*WHAT IS BEING ASKED*. Give back the full listing verbatim, apart from its images.

--- START DATA ROWS ---

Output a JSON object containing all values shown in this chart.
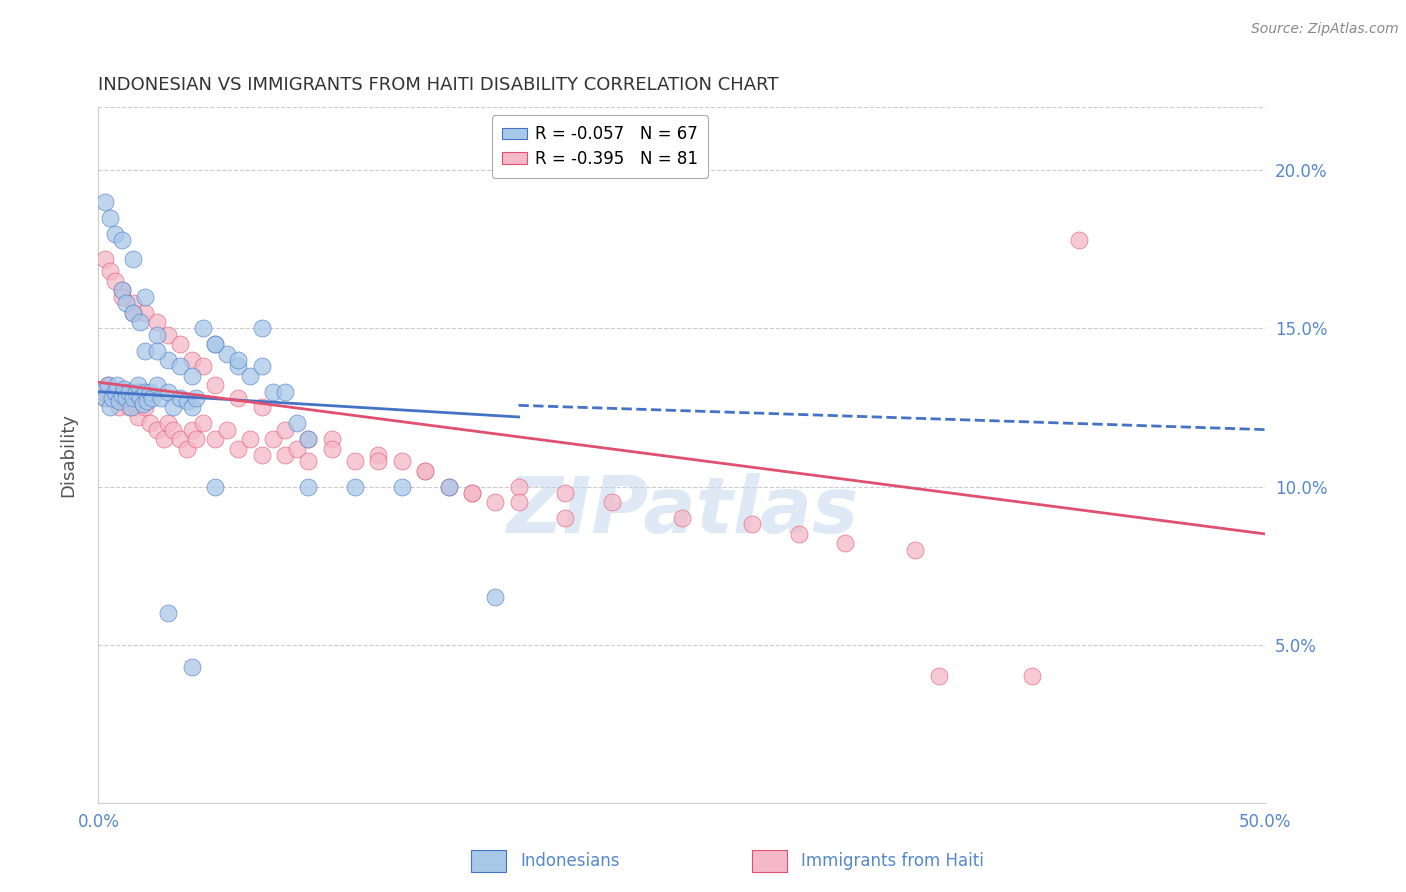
{
  "title": "INDONESIAN VS IMMIGRANTS FROM HAITI DISABILITY CORRELATION CHART",
  "source": "Source: ZipAtlas.com",
  "ylabel": "Disability",
  "x_min": 0.0,
  "x_max": 0.5,
  "y_min": 0.0,
  "y_max": 0.22,
  "yticks": [
    0.05,
    0.1,
    0.15,
    0.2
  ],
  "ytick_labels": [
    "5.0%",
    "10.0%",
    "15.0%",
    "20.0%"
  ],
  "xticks": [
    0.0,
    0.1,
    0.2,
    0.3,
    0.4,
    0.5
  ],
  "xtick_labels": [
    "0.0%",
    "",
    "",
    "",
    "",
    "50.0%"
  ],
  "watermark": "ZIPatlas",
  "legend_1_label": "R = -0.057   N = 67",
  "legend_2_label": "R = -0.395   N = 81",
  "series1_color": "#a8c8e8",
  "series2_color": "#f4b8c8",
  "line1_color": "#4472c4",
  "line2_color": "#e05070",
  "line1_solid_end": 0.18,
  "line1_start_y": 0.13,
  "line1_end_y": 0.122,
  "line1_dash_end_y": 0.118,
  "line2_start_y": 0.133,
  "line2_end_y": 0.085,
  "axis_color": "#5588cc",
  "grid_color": "#cccccc",
  "title_color": "#333333",
  "background_color": "#ffffff",
  "indonesian_x": [
    0.002,
    0.003,
    0.004,
    0.005,
    0.006,
    0.007,
    0.008,
    0.009,
    0.01,
    0.011,
    0.012,
    0.013,
    0.014,
    0.015,
    0.016,
    0.017,
    0.018,
    0.019,
    0.02,
    0.021,
    0.022,
    0.023,
    0.025,
    0.027,
    0.03,
    0.032,
    0.035,
    0.038,
    0.04,
    0.042,
    0.045,
    0.05,
    0.055,
    0.06,
    0.065,
    0.07,
    0.075,
    0.08,
    0.085,
    0.09,
    0.01,
    0.012,
    0.015,
    0.018,
    0.02,
    0.025,
    0.03,
    0.035,
    0.04,
    0.05,
    0.06,
    0.07,
    0.09,
    0.11,
    0.13,
    0.15,
    0.17,
    0.003,
    0.005,
    0.007,
    0.01,
    0.015,
    0.02,
    0.025,
    0.03,
    0.04,
    0.05
  ],
  "indonesian_y": [
    0.13,
    0.128,
    0.132,
    0.125,
    0.128,
    0.13,
    0.132,
    0.127,
    0.129,
    0.131,
    0.128,
    0.13,
    0.125,
    0.128,
    0.13,
    0.132,
    0.128,
    0.126,
    0.13,
    0.127,
    0.13,
    0.128,
    0.132,
    0.128,
    0.13,
    0.125,
    0.128,
    0.127,
    0.125,
    0.128,
    0.15,
    0.145,
    0.142,
    0.138,
    0.135,
    0.15,
    0.13,
    0.13,
    0.12,
    0.115,
    0.162,
    0.158,
    0.155,
    0.152,
    0.16,
    0.148,
    0.14,
    0.138,
    0.135,
    0.145,
    0.14,
    0.138,
    0.1,
    0.1,
    0.1,
    0.1,
    0.065,
    0.19,
    0.185,
    0.18,
    0.178,
    0.172,
    0.143,
    0.143,
    0.06,
    0.043,
    0.1
  ],
  "haiti_x": [
    0.002,
    0.003,
    0.004,
    0.005,
    0.006,
    0.007,
    0.008,
    0.009,
    0.01,
    0.011,
    0.012,
    0.013,
    0.014,
    0.015,
    0.016,
    0.017,
    0.018,
    0.019,
    0.02,
    0.022,
    0.025,
    0.028,
    0.03,
    0.032,
    0.035,
    0.038,
    0.04,
    0.042,
    0.045,
    0.05,
    0.055,
    0.06,
    0.065,
    0.07,
    0.075,
    0.08,
    0.085,
    0.09,
    0.1,
    0.11,
    0.12,
    0.13,
    0.14,
    0.15,
    0.16,
    0.17,
    0.18,
    0.2,
    0.22,
    0.25,
    0.28,
    0.3,
    0.32,
    0.35,
    0.01,
    0.015,
    0.02,
    0.025,
    0.03,
    0.035,
    0.04,
    0.045,
    0.05,
    0.06,
    0.07,
    0.08,
    0.09,
    0.1,
    0.12,
    0.14,
    0.16,
    0.18,
    0.2,
    0.003,
    0.005,
    0.007,
    0.01,
    0.015,
    0.36,
    0.4,
    0.42
  ],
  "haiti_y": [
    0.13,
    0.128,
    0.132,
    0.13,
    0.128,
    0.13,
    0.128,
    0.125,
    0.128,
    0.13,
    0.128,
    0.125,
    0.13,
    0.128,
    0.125,
    0.122,
    0.13,
    0.128,
    0.125,
    0.12,
    0.118,
    0.115,
    0.12,
    0.118,
    0.115,
    0.112,
    0.118,
    0.115,
    0.12,
    0.115,
    0.118,
    0.112,
    0.115,
    0.11,
    0.115,
    0.11,
    0.112,
    0.108,
    0.115,
    0.108,
    0.11,
    0.108,
    0.105,
    0.1,
    0.098,
    0.095,
    0.1,
    0.098,
    0.095,
    0.09,
    0.088,
    0.085,
    0.082,
    0.08,
    0.162,
    0.158,
    0.155,
    0.152,
    0.148,
    0.145,
    0.14,
    0.138,
    0.132,
    0.128,
    0.125,
    0.118,
    0.115,
    0.112,
    0.108,
    0.105,
    0.098,
    0.095,
    0.09,
    0.172,
    0.168,
    0.165,
    0.16,
    0.155,
    0.04,
    0.04,
    0.178
  ]
}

--- END DATA ROWS ---

*WRITTEN REPLY*.
Output a JSON object containing all values shown in this chart.
{
  "title": "INDONESIAN VS IMMIGRANTS FROM HAITI DISABILITY CORRELATION CHART",
  "source": "Source: ZipAtlas.com",
  "ylabel": "Disability",
  "x_min": 0.0,
  "x_max": 0.5,
  "y_min": 0.0,
  "y_max": 0.22,
  "yticks": [
    0.05,
    0.1,
    0.15,
    0.2
  ],
  "ytick_labels": [
    "5.0%",
    "10.0%",
    "15.0%",
    "20.0%"
  ],
  "xticks": [
    0.0,
    0.1,
    0.2,
    0.3,
    0.4,
    0.5
  ],
  "xtick_labels": [
    "0.0%",
    "",
    "",
    "",
    "",
    "50.0%"
  ],
  "watermark": "ZIPatlas",
  "legend_1_label": "R = -0.057   N = 67",
  "legend_2_label": "R = -0.395   N = 81",
  "series1_color": "#a8c8e8",
  "series2_color": "#f4b8c8",
  "line1_color": "#4472c4",
  "line2_color": "#e05070",
  "line1_solid_end": 0.18,
  "line1_start_y": 0.13,
  "line1_end_y": 0.122,
  "line1_dash_end_y": 0.118,
  "line2_start_y": 0.133,
  "line2_end_y": 0.085,
  "axis_color": "#5588cc",
  "grid_color": "#cccccc",
  "title_color": "#333333",
  "background_color": "#ffffff",
  "indonesian_x": [
    0.002,
    0.003,
    0.004,
    0.005,
    0.006,
    0.007,
    0.008,
    0.009,
    0.01,
    0.011,
    0.012,
    0.013,
    0.014,
    0.015,
    0.016,
    0.017,
    0.018,
    0.019,
    0.02,
    0.021,
    0.022,
    0.023,
    0.025,
    0.027,
    0.03,
    0.032,
    0.035,
    0.038,
    0.04,
    0.042,
    0.045,
    0.05,
    0.055,
    0.06,
    0.065,
    0.07,
    0.075,
    0.08,
    0.085,
    0.09,
    0.01,
    0.012,
    0.015,
    0.018,
    0.02,
    0.025,
    0.03,
    0.035,
    0.04,
    0.05,
    0.06,
    0.07,
    0.09,
    0.11,
    0.13,
    0.15,
    0.17,
    0.003,
    0.005,
    0.007,
    0.01,
    0.015,
    0.02,
    0.025,
    0.03,
    0.04,
    0.05
  ],
  "indonesian_y": [
    0.13,
    0.128,
    0.132,
    0.125,
    0.128,
    0.13,
    0.132,
    0.127,
    0.129,
    0.131,
    0.128,
    0.13,
    0.125,
    0.128,
    0.13,
    0.132,
    0.128,
    0.126,
    0.13,
    0.127,
    0.13,
    0.128,
    0.132,
    0.128,
    0.13,
    0.125,
    0.128,
    0.127,
    0.125,
    0.128,
    0.15,
    0.145,
    0.142,
    0.138,
    0.135,
    0.15,
    0.13,
    0.13,
    0.12,
    0.115,
    0.162,
    0.158,
    0.155,
    0.152,
    0.16,
    0.148,
    0.14,
    0.138,
    0.135,
    0.145,
    0.14,
    0.138,
    0.1,
    0.1,
    0.1,
    0.1,
    0.065,
    0.19,
    0.185,
    0.18,
    0.178,
    0.172,
    0.143,
    0.143,
    0.06,
    0.043,
    0.1
  ],
  "haiti_x": [
    0.002,
    0.003,
    0.004,
    0.005,
    0.006,
    0.007,
    0.008,
    0.009,
    0.01,
    0.011,
    0.012,
    0.013,
    0.014,
    0.015,
    0.016,
    0.017,
    0.018,
    0.019,
    0.02,
    0.022,
    0.025,
    0.028,
    0.03,
    0.032,
    0.035,
    0.038,
    0.04,
    0.042,
    0.045,
    0.05,
    0.055,
    0.06,
    0.065,
    0.07,
    0.075,
    0.08,
    0.085,
    0.09,
    0.1,
    0.11,
    0.12,
    0.13,
    0.14,
    0.15,
    0.16,
    0.17,
    0.18,
    0.2,
    0.22,
    0.25,
    0.28,
    0.3,
    0.32,
    0.35,
    0.01,
    0.015,
    0.02,
    0.025,
    0.03,
    0.035,
    0.04,
    0.045,
    0.05,
    0.06,
    0.07,
    0.08,
    0.09,
    0.1,
    0.12,
    0.14,
    0.16,
    0.18,
    0.2,
    0.003,
    0.005,
    0.007,
    0.01,
    0.015,
    0.36,
    0.4,
    0.42
  ],
  "haiti_y": [
    0.13,
    0.128,
    0.132,
    0.13,
    0.128,
    0.13,
    0.128,
    0.125,
    0.128,
    0.13,
    0.128,
    0.125,
    0.13,
    0.128,
    0.125,
    0.122,
    0.13,
    0.128,
    0.125,
    0.12,
    0.118,
    0.115,
    0.12,
    0.118,
    0.115,
    0.112,
    0.118,
    0.115,
    0.12,
    0.115,
    0.118,
    0.112,
    0.115,
    0.11,
    0.115,
    0.11,
    0.112,
    0.108,
    0.115,
    0.108,
    0.11,
    0.108,
    0.105,
    0.1,
    0.098,
    0.095,
    0.1,
    0.098,
    0.095,
    0.09,
    0.088,
    0.085,
    0.082,
    0.08,
    0.162,
    0.158,
    0.155,
    0.152,
    0.148,
    0.145,
    0.14,
    0.138,
    0.132,
    0.128,
    0.125,
    0.118,
    0.115,
    0.112,
    0.108,
    0.105,
    0.098,
    0.095,
    0.09,
    0.172,
    0.168,
    0.165,
    0.16,
    0.155,
    0.04,
    0.04,
    0.178
  ]
}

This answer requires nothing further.